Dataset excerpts
___
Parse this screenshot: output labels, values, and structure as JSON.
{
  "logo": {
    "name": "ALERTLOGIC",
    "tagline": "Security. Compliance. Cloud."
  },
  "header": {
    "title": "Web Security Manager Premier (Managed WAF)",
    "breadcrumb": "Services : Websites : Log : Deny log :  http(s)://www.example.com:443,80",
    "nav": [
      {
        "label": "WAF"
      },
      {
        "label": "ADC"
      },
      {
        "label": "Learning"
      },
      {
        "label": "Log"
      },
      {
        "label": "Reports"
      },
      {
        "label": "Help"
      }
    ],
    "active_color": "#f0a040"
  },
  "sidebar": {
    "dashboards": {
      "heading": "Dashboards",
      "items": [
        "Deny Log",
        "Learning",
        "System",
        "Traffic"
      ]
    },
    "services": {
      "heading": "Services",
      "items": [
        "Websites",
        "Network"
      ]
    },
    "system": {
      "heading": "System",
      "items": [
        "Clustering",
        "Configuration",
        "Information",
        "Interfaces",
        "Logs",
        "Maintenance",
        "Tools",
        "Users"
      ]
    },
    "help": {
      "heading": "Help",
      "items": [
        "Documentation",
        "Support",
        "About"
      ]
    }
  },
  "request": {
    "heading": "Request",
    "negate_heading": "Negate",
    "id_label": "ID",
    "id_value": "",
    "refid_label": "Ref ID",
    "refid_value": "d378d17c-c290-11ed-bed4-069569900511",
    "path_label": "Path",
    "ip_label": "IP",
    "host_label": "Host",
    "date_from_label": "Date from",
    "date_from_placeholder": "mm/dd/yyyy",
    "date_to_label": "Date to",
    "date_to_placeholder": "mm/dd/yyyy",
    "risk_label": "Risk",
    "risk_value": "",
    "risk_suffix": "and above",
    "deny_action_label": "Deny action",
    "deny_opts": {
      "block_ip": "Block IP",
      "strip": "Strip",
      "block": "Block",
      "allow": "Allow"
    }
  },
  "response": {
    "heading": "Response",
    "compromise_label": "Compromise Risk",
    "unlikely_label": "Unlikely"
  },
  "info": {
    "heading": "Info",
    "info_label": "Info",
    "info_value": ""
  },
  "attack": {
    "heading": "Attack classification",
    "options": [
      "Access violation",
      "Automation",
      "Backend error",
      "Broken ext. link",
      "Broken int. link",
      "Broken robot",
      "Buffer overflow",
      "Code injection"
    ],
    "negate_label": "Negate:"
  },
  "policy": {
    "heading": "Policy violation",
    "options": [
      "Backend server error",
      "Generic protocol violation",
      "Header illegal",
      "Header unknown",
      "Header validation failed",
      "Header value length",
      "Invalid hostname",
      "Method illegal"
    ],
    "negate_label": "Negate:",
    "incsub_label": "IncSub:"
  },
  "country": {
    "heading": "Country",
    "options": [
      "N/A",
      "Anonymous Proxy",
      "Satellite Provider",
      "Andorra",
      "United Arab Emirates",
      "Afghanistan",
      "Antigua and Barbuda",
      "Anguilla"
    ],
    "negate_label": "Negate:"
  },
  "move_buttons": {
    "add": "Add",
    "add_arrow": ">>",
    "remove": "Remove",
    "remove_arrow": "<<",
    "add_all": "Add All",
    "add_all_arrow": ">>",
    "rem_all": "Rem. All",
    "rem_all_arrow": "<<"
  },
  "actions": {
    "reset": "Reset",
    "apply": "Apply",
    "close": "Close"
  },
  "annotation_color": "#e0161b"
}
___
Directive
Scan the entries above for the word "error" and collect each line holding it.

The response
      "Backend error",
      "Backend server error",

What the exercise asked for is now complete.